PROVIDED PASSAGE:
Assyria, meanwhile, was God's instrument of judgment, but Assyria was no innocent tool. The king boasted, "By the strength of my hand I have done it." Taking credit for what God accomplishes through us is spiritually deadly. Whatever our accomplishments, the glory belongs to the One who holds every heartbeat and breath. See Isaiah: Lesson 4 (10-1-23).
The Remnant and the Peaceful Kingdom
A theme woven throughout Isaiah is the remnant—God always preserves one. Isaiah's own son was named Shear-Jashub, "a remnant shall return." That remnant includes all whom God brings to repentance and faith, and so it includes us.
From the stump of Jesse comes a shoot, and the Spirit of the Lord rests upon Him: the Spirit of wisdom and understanding, of counsel and might, of knowledge and the fear of the Lord Isaiah 11:1-2—the very words echoed in the rite of Holy Baptism. The kingdom of this Branch is pictured in stunning images of peace: the wolf with the lamb, the leopard with the kid, the child playing safely over the serpent's hole. This peace belongs already to the Church, the holy mountain, where the gospel changes hearts; it will be ours in fullness in heaven. The chapter that follows bursts into song: "Surely God is my salvation; I will trust, and will not be afraid" Isaiah 12:1-6.
Oracles Against the Nations
Chapters 13–23 turn outward to the surrounding nations. Babylon, the city built on the plain of Shinar where Babel once stood, becomes both a literal empire judged by God and a biblical symbol of human pride and rebellion—the imagery John would later employ in Revelation. Yet woven through these oracles are stunning words of mercy: gifts brought to Mount Zion from far-off Ethiopia, an Egyptian and Assyrian people who would one day know and worship the Lord Isaiah 19:21-23. The conversion of the Ethiopian eunuch in Acts 8:26-40 and the ancient churches of Egypt and the Assyrian-speaking world stand as living testimony to the reliability of God's Word.
Even more striking, Isaiah names Elam—part of the Medo-Persian empire—as the power that would topple Babylon, written more than a century before Persia even existed as a nation. Such prophecies underscore why we can call Scripture inerrant and infallible: the Word breathed out from God does not breathe out error.

WRITTEN REQUEST: In the passage on Isaiah, what was Isaiah's son named, and what does the name mean?

PROVIDED DATA:
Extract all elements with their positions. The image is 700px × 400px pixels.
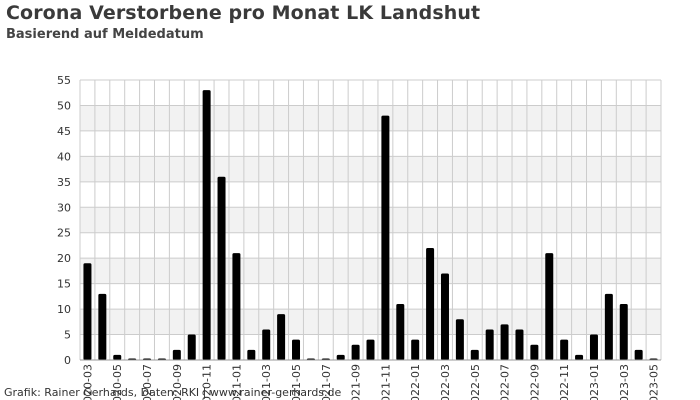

EXPECTED ANSWER: Shear-Jashub, meaning "a remnant shall return."